Extracts from a graphics dataset

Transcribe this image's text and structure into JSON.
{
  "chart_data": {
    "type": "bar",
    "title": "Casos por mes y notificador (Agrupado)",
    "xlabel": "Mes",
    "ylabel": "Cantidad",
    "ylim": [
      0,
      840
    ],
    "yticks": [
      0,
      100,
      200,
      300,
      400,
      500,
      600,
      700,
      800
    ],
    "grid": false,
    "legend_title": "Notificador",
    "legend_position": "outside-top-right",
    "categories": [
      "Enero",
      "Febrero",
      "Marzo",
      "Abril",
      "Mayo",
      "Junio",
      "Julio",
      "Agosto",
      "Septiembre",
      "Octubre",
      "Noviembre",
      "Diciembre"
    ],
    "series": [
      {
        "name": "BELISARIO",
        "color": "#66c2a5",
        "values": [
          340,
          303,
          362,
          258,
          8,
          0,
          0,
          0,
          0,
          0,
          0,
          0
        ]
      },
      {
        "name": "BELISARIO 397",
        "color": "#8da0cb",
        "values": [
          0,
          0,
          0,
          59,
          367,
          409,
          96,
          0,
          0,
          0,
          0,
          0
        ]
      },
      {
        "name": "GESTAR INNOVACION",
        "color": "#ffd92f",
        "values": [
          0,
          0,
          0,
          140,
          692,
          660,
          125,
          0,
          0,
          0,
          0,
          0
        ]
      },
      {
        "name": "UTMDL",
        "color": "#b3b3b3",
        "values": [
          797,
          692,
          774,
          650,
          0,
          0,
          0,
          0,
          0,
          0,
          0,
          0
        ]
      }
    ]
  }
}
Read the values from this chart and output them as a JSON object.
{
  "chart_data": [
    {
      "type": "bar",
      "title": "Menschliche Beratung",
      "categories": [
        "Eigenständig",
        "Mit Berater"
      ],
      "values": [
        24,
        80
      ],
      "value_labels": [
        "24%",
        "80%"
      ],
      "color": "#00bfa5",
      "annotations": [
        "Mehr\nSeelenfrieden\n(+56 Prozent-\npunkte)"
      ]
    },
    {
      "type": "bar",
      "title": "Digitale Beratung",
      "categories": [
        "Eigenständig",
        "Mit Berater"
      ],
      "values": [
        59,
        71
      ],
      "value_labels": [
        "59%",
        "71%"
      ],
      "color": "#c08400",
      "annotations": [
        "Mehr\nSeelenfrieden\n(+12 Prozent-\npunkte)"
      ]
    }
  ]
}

# [Directive]
Every record above should be copied exactly.

# [Written response]
Transcribe this image's text and structure into JSON.
{
  "chart_data": {
    "type": "bar",
    "title": "Casos por mes y notificador (Agrupado)",
    "xlabel": "Mes",
    "ylabel": "Cantidad",
    "ylim": [
      0,
      840
    ],
    "yticks": [
      0,
      100,
      200,
      300,
      400,
      500,
      600,
      700,
      800
    ],
    "grid": false,
    "legend_title": "Notificador",
    "legend_position": "outside-top-right",
    "categories": [
      "Enero",
      "Febrero",
      "Marzo",
      "Abril",
      "Mayo",
      "Junio",
      "Julio",
      "Agosto",
      "Septiembre",
      "Octubre",
      "Noviembre",
      "Diciembre"
    ],
    "series": [
      {
        "name": "BELISARIO",
        "color": "#66c2a5",
        "values": [
          340,
          303,
          362,
          258,
          8,
          0,
          0,
          0,
          0,
          0,
          0,
          0
        ]
      },
      {
        "name": "BELISARIO 397",
        "color": "#8da0cb",
        "values": [
          0,
          0,
          0,
          59,
          367,
          409,
          96,
          0,
          0,
          0,
          0,
          0
        ]
      },
      {
        "name": "GESTAR INNOVACION",
        "color": "#ffd92f",
        "values": [
          0,
          0,
          0,
          140,
          692,
          660,
          125,
          0,
          0,
          0,
          0,
          0
        ]
      },
      {
        "name": "UTMDL",
        "color": "#b3b3b3",
        "values": [
          797,
          692,
          774,
          650,
          0,
          0,
          0,
          0,
          0,
          0,
          0,
          0
        ]
      }
    ]
  }
}
Read the values from this chart and output them as a JSON object.
{
  "chart_data": [
    {
      "type": "bar",
      "title": "Menschliche Beratung",
      "categories": [
        "Eigenständig",
        "Mit Berater"
      ],
      "values": [
        24,
        80
      ],
      "value_labels": [
        "24%",
        "80%"
      ],
      "color": "#00bfa5",
      "annotations": [
        "Mehr\nSeelenfrieden\n(+56 Prozent-\npunkte)"
      ]
    },
    {
      "type": "bar",
      "title": "Digitale Beratung",
      "categories": [
        "Eigenständig",
        "Mit Berater"
      ],
      "values": [
        59,
        71
      ],
      "value_labels": [
        "59%",
        "71%"
      ],
      "color": "#c08400",
      "annotations": [
        "Mehr\nSeelenfrieden\n(+12 Prozent-\npunkte)"
      ]
    }
  ]
}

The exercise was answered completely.